> [Extract to read]:
** BEGIN **

How do we write a complex number in Euler's (exponential) form?

A complex number can be written in Euler's form as $z = r e^{i θ}$
- This relates to the modulus-argument (polar) form as $z = r e^{i θ} = r cis θ$
- This shows a clear link between exponential functions and trigonometric functions
- This is given in the formula booklet under 'Modulus-argument (polar) form and exponential (Euler) form'
The argument is normally given in the range 0 ≤ θ < 2π
- However in exponential form other arguments can be used and the same convention of adding or subtracting 2π can be applied

How do we multiply and divide complex numbers in Euler's form?

Euler's form allows for quick and easy multiplication and division of complex numbers
If $z_{1} = r_{1} e^{i θ_{1}}$ and $z_{2} = r_{2} e^{i θ_{2}}$ then
- $z_{1} \times z_{2} = r_{1} r_{2} e^{i (θ_{1} + θ_{2})}$
  - Multiply the moduli and add the arguments
- $\frac{z_{1}}{z_{2}} = \frac{r_{1}}{r_{2}} e^{i (θ_{1} - θ_{2})}$
  - Divide the moduli and subtract the arguments
Using these rules makes multiplying and dividing more than two complex numbers much easier than in Cartesian form
When a complex number is written in Euler's form it is easy to raise that complex number to a power
- If $z = r e^{i θ}$ , $z^{2} = r^{2} e^{2 i θ}$ and $z^{n} = r^{n} e^{ni θ}$

What are some common numbers in exponential form?

** END **

> [Written instruction]: Quote the notes on complex numbers in Euler's form above verbatim, in their entirety.

> [Material]:
** BEGIN **

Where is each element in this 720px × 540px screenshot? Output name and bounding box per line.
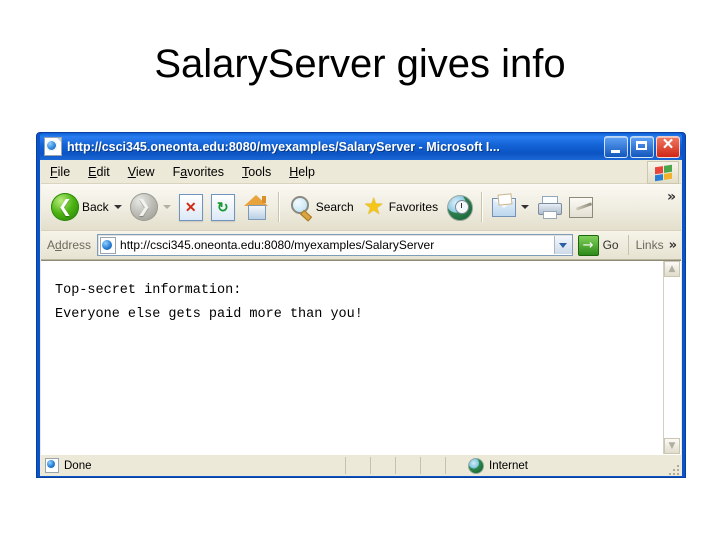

** END **

> [Solved problem]:
How do we write a complex number in Euler's (exponential) form?

A complex number can be written in Euler's form as $z = r e^{i θ}$
- This relates to the modulus-argument (polar) form as $z = r e^{i θ} = r cis θ$
- This shows a clear link between exponential functions and trigonometric functions
- This is given in the formula booklet under 'Modulus-argument (polar) form and exponential (Euler) form'
The argument is normally given in the range 0 ≤ θ < 2π
- However in exponential form other arguments can be used and the same convention of adding or subtracting 2π can be applied

How do we multiply and divide complex numbers in Euler's form?

Euler's form allows for quick and easy multiplication and division of complex numbers
If $z_{1} = r_{1} e^{i θ_{1}}$ and $z_{2} = r_{2} e^{i θ_{2}}$ then
- $z_{1} \times z_{2} = r_{1} r_{2} e^{i (θ_{1} + θ_{2})}$
  - Multiply the moduli and add the arguments
- $\frac{z_{1}}{z_{2}} = \frac{r_{1}}{r_{2}} e^{i (θ_{1} - θ_{2})}$
  - Divide the moduli and subtract the arguments
Using these rules makes multiplying and dividing more than two complex numbers much easier than in Cartesian form
When a complex number is written in Euler's form it is easy to raise that complex number to a power
- If $z = r e^{i θ}$ , $z^{2} = r^{2} e^{2 i θ}$ and $z^{n} = r^{n} e^{ni θ}$

What are some common numbers in exponential form?